[Dataset entries on figures]
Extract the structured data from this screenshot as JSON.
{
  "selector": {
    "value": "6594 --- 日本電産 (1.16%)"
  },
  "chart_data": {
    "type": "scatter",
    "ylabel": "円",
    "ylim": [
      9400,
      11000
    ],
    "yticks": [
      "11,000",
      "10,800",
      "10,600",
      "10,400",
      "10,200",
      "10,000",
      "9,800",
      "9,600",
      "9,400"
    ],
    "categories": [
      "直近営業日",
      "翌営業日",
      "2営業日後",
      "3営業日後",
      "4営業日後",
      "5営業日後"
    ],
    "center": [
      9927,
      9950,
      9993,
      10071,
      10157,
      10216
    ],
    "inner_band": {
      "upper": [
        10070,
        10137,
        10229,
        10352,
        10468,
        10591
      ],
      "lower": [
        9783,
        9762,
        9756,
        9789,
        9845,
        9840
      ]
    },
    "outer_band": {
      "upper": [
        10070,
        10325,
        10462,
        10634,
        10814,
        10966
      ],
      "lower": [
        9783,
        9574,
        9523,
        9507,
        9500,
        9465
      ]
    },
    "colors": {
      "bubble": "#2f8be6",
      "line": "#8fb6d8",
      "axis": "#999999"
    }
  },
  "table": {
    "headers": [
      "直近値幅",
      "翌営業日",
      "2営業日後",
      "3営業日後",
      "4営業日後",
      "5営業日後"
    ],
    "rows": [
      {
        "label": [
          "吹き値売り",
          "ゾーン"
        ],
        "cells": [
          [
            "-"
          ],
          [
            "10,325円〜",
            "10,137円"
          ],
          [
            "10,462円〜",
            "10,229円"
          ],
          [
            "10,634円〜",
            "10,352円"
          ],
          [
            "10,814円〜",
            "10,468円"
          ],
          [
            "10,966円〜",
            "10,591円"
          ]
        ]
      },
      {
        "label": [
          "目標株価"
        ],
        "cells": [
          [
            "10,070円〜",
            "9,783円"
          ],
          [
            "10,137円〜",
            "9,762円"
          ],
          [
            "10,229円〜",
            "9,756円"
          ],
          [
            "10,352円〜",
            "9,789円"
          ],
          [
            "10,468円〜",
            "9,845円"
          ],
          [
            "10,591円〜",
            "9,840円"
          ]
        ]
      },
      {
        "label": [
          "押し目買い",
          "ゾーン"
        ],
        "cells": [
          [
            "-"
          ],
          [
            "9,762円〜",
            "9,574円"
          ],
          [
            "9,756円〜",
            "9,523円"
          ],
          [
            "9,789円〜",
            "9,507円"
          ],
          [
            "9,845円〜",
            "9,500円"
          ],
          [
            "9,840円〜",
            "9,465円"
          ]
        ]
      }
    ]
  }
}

- _Directive_:
Copy the material above, line for line.

- _Result_:
Extract the structured data from this screenshot as JSON.
{
  "selector": {
    "value": "6594 --- 日本電産 (1.16%)"
  },
  "chart_data": {
    "type": "scatter",
    "ylabel": "円",
    "ylim": [
      9400,
      11000
    ],
    "yticks": [
      "11,000",
      "10,800",
      "10,600",
      "10,400",
      "10,200",
      "10,000",
      "9,800",
      "9,600",
      "9,400"
    ],
    "categories": [
      "直近営業日",
      "翌営業日",
      "2営業日後",
      "3営業日後",
      "4営業日後",
      "5営業日後"
    ],
    "center": [
      9927,
      9950,
      9993,
      10071,
      10157,
      10216
    ],
    "inner_band": {
      "upper": [
        10070,
        10137,
        10229,
        10352,
        10468,
        10591
      ],
      "lower": [
        9783,
        9762,
        9756,
        9789,
        9845,
        9840
      ]
    },
    "outer_band": {
      "upper": [
        10070,
        10325,
        10462,
        10634,
        10814,
        10966
      ],
      "lower": [
        9783,
        9574,
        9523,
        9507,
        9500,
        9465
      ]
    },
    "colors": {
      "bubble": "#2f8be6",
      "line": "#8fb6d8",
      "axis": "#999999"
    }
  },
  "table": {
    "headers": [
      "直近値幅",
      "翌営業日",
      "2営業日後",
      "3営業日後",
      "4営業日後",
      "5営業日後"
    ],
    "rows": [
      {
        "label": [
          "吹き値売り",
          "ゾーン"
        ],
        "cells": [
          [
            "-"
          ],
          [
            "10,325円〜",
            "10,137円"
          ],
          [
            "10,462円〜",
            "10,229円"
          ],
          [
            "10,634円〜",
            "10,352円"
          ],
          [
            "10,814円〜",
            "10,468円"
          ],
          [
            "10,966円〜",
            "10,591円"
          ]
        ]
      },
      {
        "label": [
          "目標株価"
        ],
        "cells": [
          [
            "10,070円〜",
            "9,783円"
          ],
          [
            "10,137円〜",
            "9,762円"
          ],
          [
            "10,229円〜",
            "9,756円"
          ],
          [
            "10,352円〜",
            "9,789円"
          ],
          [
            "10,468円〜",
            "9,845円"
          ],
          [
            "10,591円〜",
            "9,840円"
          ]
        ]
      },
      {
        "label": [
          "押し目買い",
          "ゾーン"
        ],
        "cells": [
          [
            "-"
          ],
          [
            "9,762円〜",
            "9,574円"
          ],
          [
            "9,756円〜",
            "9,523円"
          ],
          [
            "9,789円〜",
            "9,507円"
          ],
          [
            "9,845円〜",
            "9,500円"
          ],
          [
            "9,840円〜",
            "9,465円"
          ]
        ]
      }
    ]
  }
}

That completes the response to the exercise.